» What is required
Output every line exactly as written. Leave out pictures.

# START OF Records provided

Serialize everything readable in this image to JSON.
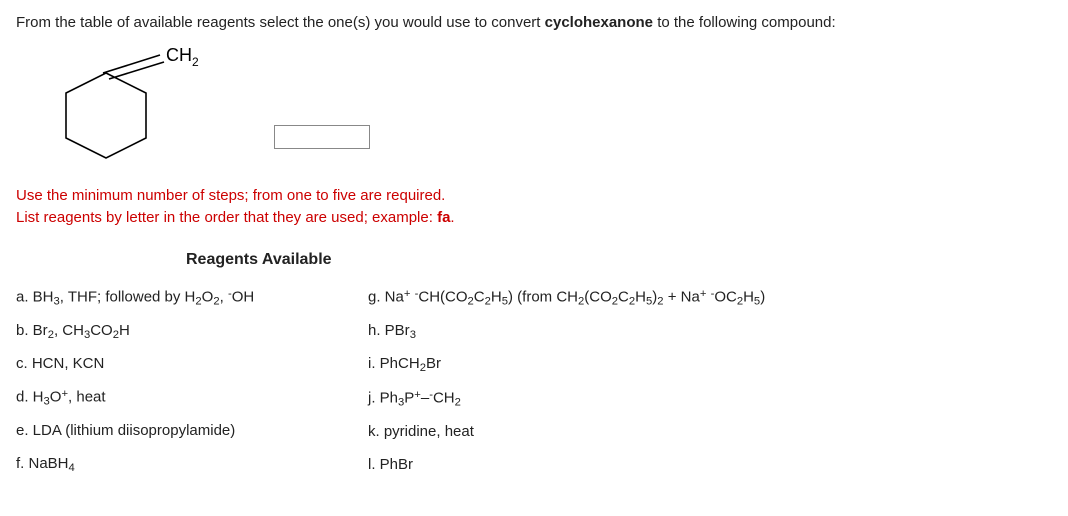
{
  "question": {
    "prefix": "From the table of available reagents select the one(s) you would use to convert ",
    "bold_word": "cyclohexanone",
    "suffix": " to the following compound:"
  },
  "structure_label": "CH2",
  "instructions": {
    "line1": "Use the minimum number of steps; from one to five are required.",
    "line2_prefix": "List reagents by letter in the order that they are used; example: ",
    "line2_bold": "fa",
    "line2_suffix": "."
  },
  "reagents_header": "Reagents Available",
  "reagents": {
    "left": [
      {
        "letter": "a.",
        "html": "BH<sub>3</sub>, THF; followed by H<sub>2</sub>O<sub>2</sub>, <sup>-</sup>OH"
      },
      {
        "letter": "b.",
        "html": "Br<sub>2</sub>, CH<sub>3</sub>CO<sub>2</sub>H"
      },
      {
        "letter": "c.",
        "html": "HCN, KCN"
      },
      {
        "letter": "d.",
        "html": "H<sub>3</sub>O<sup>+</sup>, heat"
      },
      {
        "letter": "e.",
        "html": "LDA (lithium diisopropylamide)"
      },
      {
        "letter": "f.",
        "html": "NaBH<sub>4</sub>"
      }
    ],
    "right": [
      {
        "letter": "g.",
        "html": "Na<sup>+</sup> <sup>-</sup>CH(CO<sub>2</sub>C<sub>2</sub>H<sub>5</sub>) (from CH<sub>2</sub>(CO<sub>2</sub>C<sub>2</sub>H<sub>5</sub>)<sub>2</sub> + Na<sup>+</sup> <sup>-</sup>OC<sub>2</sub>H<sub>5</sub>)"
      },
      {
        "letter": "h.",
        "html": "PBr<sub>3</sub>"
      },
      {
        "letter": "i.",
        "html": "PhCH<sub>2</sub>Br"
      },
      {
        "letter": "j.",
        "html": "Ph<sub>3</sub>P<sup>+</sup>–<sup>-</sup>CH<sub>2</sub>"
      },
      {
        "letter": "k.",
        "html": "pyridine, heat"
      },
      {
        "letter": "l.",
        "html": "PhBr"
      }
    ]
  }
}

# END OF Records provided

» Problem solution
Serialize everything readable in this image to JSON.
{
  "question": {
    "prefix": "From the table of available reagents select the one(s) you would use to convert ",
    "bold_word": "cyclohexanone",
    "suffix": " to the following compound:"
  },
  "structure_label": "CH2",
  "instructions": {
    "line1": "Use the minimum number of steps; from one to five are required.",
    "line2_prefix": "List reagents by letter in the order that they are used; example: ",
    "line2_bold": "fa",
    "line2_suffix": "."
  },
  "reagents_header": "Reagents Available",
  "reagents": {
    "left": [
      {
        "letter": "a.",
        "html": "BH<sub>3</sub>, THF; followed by H<sub>2</sub>O<sub>2</sub>, <sup>-</sup>OH"
      },
      {
        "letter": "b.",
        "html": "Br<sub>2</sub>, CH<sub>3</sub>CO<sub>2</sub>H"
      },
      {
        "letter": "c.",
        "html": "HCN, KCN"
      },
      {
        "letter": "d.",
        "html": "H<sub>3</sub>O<sup>+</sup>, heat"
      },
      {
        "letter": "e.",
        "html": "LDA (lithium diisopropylamide)"
      },
      {
        "letter": "f.",
        "html": "NaBH<sub>4</sub>"
      }
    ],
    "right": [
      {
        "letter": "g.",
        "html": "Na<sup>+</sup> <sup>-</sup>CH(CO<sub>2</sub>C<sub>2</sub>H<sub>5</sub>) (from CH<sub>2</sub>(CO<sub>2</sub>C<sub>2</sub>H<sub>5</sub>)<sub>2</sub> + Na<sup>+</sup> <sup>-</sup>OC<sub>2</sub>H<sub>5</sub>)"
      },
      {
        "letter": "h.",
        "html": "PBr<sub>3</sub>"
      },
      {
        "letter": "i.",
        "html": "PhCH<sub>2</sub>Br"
      },
      {
        "letter": "j.",
        "html": "Ph<sub>3</sub>P<sup>+</sup>–<sup>-</sup>CH<sub>2</sub>"
      },
      {
        "letter": "k.",
        "html": "pyridine, heat"
      },
      {
        "letter": "l.",
        "html": "PhBr"
      }
    ]
  }
}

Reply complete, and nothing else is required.